[WHAT YOU ARE ASKED TO DO]
Lines containing the string "desc" are to be counted; report the total by itself.

[THE INPUT]
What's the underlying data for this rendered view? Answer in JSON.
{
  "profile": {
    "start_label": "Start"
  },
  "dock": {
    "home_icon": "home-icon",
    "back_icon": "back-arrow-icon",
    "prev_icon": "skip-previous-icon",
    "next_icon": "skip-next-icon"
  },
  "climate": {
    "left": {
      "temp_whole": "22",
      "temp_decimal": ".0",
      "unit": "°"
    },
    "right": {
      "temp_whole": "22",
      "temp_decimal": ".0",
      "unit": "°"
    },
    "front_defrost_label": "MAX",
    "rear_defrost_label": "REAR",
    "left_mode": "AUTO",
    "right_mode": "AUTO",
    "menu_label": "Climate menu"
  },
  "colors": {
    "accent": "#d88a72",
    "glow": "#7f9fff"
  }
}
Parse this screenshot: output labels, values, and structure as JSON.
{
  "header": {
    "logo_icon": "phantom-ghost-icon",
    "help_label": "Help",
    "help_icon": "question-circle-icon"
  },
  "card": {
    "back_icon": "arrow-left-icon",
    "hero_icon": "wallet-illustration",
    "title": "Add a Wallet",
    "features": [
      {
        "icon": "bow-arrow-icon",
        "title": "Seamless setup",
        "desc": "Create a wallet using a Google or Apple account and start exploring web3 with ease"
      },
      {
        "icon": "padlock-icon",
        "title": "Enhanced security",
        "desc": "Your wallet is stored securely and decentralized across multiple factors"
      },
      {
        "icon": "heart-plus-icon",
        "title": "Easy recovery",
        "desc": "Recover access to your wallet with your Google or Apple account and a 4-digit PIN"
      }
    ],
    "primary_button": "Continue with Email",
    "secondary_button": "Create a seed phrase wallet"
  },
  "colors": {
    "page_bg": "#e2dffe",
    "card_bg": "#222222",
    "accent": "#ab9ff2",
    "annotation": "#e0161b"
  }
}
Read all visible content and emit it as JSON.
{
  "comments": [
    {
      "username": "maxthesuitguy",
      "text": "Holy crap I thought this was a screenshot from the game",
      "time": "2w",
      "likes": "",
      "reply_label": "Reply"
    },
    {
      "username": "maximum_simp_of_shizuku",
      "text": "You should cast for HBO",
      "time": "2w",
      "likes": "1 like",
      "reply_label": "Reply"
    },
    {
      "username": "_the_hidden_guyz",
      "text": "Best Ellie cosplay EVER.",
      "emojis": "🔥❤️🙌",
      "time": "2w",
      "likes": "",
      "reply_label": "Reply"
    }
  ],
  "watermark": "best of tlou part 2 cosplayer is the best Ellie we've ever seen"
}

[TASK RESULT]
3